> **Aim**
Could you write out every record below exactly, leaving out any pictures?

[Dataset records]
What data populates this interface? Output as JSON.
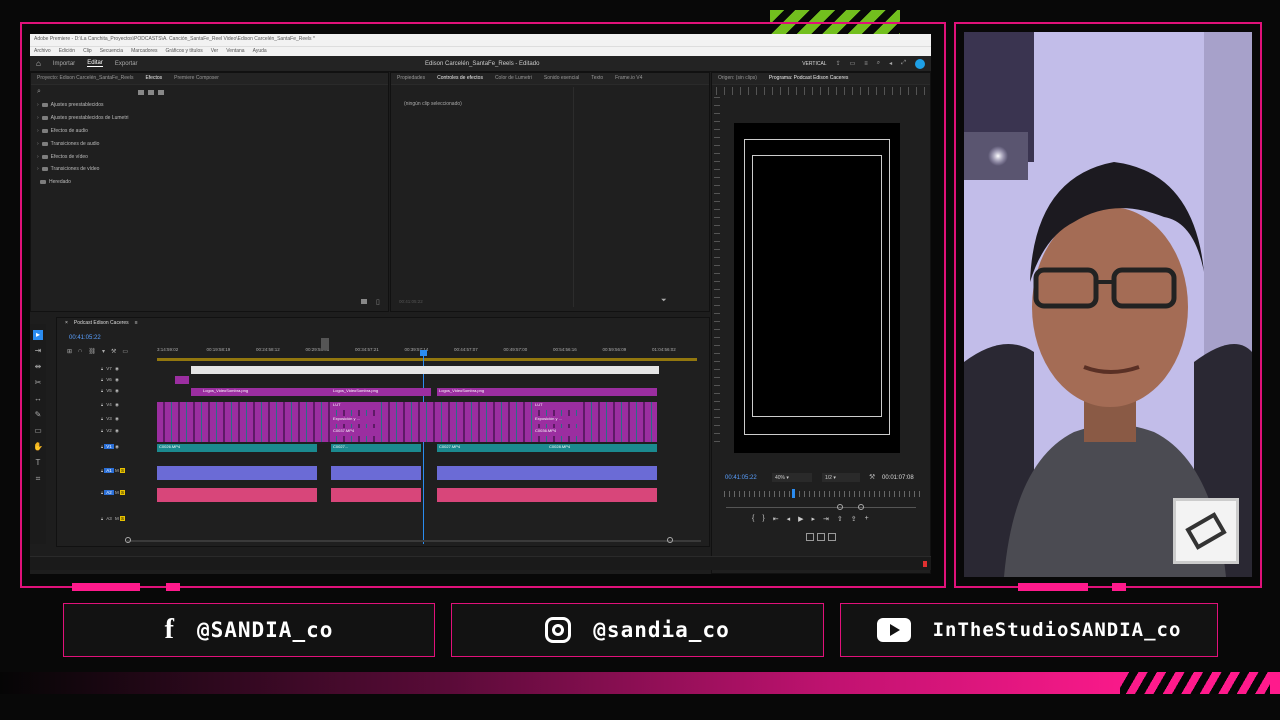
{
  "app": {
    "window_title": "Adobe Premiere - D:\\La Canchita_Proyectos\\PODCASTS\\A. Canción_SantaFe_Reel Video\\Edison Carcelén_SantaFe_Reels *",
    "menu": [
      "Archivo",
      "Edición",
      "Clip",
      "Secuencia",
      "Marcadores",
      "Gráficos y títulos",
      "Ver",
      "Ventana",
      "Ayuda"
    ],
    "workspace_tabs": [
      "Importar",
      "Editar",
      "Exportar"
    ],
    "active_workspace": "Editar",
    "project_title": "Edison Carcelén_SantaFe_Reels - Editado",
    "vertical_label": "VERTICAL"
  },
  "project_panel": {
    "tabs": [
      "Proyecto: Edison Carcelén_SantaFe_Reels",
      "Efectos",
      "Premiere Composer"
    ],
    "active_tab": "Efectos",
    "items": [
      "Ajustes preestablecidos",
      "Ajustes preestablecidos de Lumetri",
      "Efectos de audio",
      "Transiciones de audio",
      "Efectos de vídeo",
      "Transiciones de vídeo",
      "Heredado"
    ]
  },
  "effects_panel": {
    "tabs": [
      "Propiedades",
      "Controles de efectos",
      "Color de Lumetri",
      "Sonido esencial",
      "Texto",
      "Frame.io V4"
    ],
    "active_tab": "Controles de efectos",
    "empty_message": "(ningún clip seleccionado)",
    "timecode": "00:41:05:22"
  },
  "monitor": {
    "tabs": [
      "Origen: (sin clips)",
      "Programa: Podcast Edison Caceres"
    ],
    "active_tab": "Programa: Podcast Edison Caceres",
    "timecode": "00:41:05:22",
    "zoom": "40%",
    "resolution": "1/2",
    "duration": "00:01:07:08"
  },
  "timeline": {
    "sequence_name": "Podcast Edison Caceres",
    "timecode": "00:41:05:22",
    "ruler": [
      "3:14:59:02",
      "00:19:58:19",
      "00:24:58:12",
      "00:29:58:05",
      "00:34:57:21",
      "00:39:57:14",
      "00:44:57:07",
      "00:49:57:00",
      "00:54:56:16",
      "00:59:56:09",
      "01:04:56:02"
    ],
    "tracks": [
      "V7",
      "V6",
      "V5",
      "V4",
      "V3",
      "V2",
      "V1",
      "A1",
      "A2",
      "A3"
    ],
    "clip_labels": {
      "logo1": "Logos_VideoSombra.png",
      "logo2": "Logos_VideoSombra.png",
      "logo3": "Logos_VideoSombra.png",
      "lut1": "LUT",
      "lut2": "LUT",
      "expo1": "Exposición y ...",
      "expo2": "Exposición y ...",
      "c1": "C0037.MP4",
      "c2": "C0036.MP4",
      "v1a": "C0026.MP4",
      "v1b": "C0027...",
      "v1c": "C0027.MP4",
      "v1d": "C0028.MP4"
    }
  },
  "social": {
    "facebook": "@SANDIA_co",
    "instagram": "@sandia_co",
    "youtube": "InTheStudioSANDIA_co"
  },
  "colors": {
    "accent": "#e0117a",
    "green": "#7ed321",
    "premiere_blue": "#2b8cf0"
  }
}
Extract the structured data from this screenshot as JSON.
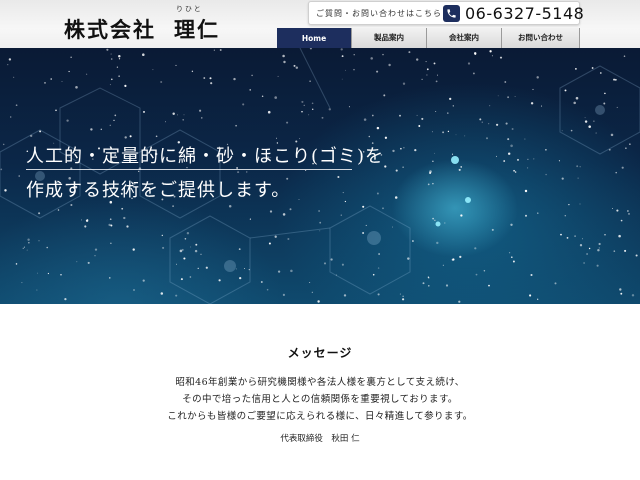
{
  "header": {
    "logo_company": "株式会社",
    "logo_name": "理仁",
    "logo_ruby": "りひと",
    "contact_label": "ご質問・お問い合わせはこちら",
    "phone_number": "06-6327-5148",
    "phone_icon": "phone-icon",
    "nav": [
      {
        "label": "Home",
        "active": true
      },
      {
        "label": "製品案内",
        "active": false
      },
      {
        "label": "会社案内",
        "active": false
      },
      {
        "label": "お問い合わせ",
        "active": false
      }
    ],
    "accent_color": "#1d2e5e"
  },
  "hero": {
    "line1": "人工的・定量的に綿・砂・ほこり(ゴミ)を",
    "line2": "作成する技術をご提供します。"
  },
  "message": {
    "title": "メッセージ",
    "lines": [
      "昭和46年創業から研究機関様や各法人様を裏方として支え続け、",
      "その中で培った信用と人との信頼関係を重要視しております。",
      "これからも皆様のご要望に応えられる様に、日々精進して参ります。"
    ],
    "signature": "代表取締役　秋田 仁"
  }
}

> **Output**
What data populates this interface? Output as JSON.
{
  "app": {
    "window_title": "Adobe Premiere - D:\\La Canchita_Proyectos\\PODCASTS\\A. Canción_SantaFe_Reel Video\\Edison Carcelén_SantaFe_Reels *",
    "menu": [
      "Archivo",
      "Edición",
      "Clip",
      "Secuencia",
      "Marcadores",
      "Gráficos y títulos",
      "Ver",
      "Ventana",
      "Ayuda"
    ],
    "workspace_tabs": [
      "Importar",
      "Editar",
      "Exportar"
    ],
    "active_workspace": "Editar",
    "project_title": "Edison Carcelén_SantaFe_Reels - Editado",
    "vertical_label": "VERTICAL"
  },
  "project_panel": {
    "tabs": [
      "Proyecto: Edison Carcelén_SantaFe_Reels",
      "Efectos",
      "Premiere Composer"
    ],
    "active_tab": "Efectos",
    "items": [
      "Ajustes preestablecidos",
      "Ajustes preestablecidos de Lumetri",
      "Efectos de audio",
      "Transiciones de audio",
      "Efectos de vídeo",
      "Transiciones de vídeo",
      "Heredado"
    ]
  },
  "effects_panel": {
    "tabs": [
      "Propiedades",
      "Controles de efectos",
      "Color de Lumetri",
      "Sonido esencial",
      "Texto",
      "Frame.io V4"
    ],
    "active_tab": "Controles de efectos",
    "empty_message": "(ningún clip seleccionado)",
    "timecode": "00:41:05:22"
  },
  "monitor": {
    "tabs": [
      "Origen: (sin clips)",
      "Programa: Podcast Edison Caceres"
    ],
    "active_tab": "Programa: Podcast Edison Caceres",
    "timecode": "00:41:05:22",
    "zoom": "40%",
    "resolution": "1/2",
    "duration": "00:01:07:08"
  },
  "timeline": {
    "sequence_name": "Podcast Edison Caceres",
    "timecode": "00:41:05:22",
    "ruler": [
      "3:14:59:02",
      "00:19:58:19",
      "00:24:58:12",
      "00:29:58:05",
      "00:34:57:21",
      "00:39:57:14",
      "00:44:57:07",
      "00:49:57:00",
      "00:54:56:16",
      "00:59:56:09",
      "01:04:56:02"
    ],
    "tracks": [
      "V7",
      "V6",
      "V5",
      "V4",
      "V3",
      "V2",
      "V1",
      "A1",
      "A2",
      "A3"
    ],
    "clip_labels": {
      "logo1": "Logos_VideoSombra.png",
      "logo2": "Logos_VideoSombra.png",
      "logo3": "Logos_VideoSombra.png",
      "lut1": "LUT",
      "lut2": "LUT",
      "expo1": "Exposición y ...",
      "expo2": "Exposición y ...",
      "c1": "C0037.MP4",
      "c2": "C0036.MP4",
      "v1a": "C0026.MP4",
      "v1b": "C0027...",
      "v1c": "C0027.MP4",
      "v1d": "C0028.MP4"
    }
  },
  "social": {
    "facebook": "@SANDIA_co",
    "instagram": "@sandia_co",
    "youtube": "InTheStudioSANDIA_co"
  },
  "colors": {
    "accent": "#e0117a",
    "green": "#7ed321",
    "premiere_blue": "#2b8cf0"
  }
}
Extract the structured data from this screenshot as JSON.
{
  "header": {
    "logo_company": "株式会社",
    "logo_name": "理仁",
    "logo_ruby": "りひと",
    "contact_label": "ご質問・お問い合わせはこちら",
    "phone_number": "06-6327-5148",
    "phone_icon": "phone-icon",
    "nav": [
      {
        "label": "Home",
        "active": true
      },
      {
        "label": "製品案内",
        "active": false
      },
      {
        "label": "会社案内",
        "active": false
      },
      {
        "label": "お問い合わせ",
        "active": false
      }
    ],
    "accent_color": "#1d2e5e"
  },
  "hero": {
    "line1": "人工的・定量的に綿・砂・ほこり(ゴミ)を",
    "line2": "作成する技術をご提供します。"
  },
  "message": {
    "title": "メッセージ",
    "lines": [
      "昭和46年創業から研究機関様や各法人様を裏方として支え続け、",
      "その中で培った信用と人との信頼関係を重要視しております。",
      "これからも皆様のご要望に応えられる様に、日々精進して参ります。"
    ],
    "signature": "代表取締役　秋田 仁"
  }
}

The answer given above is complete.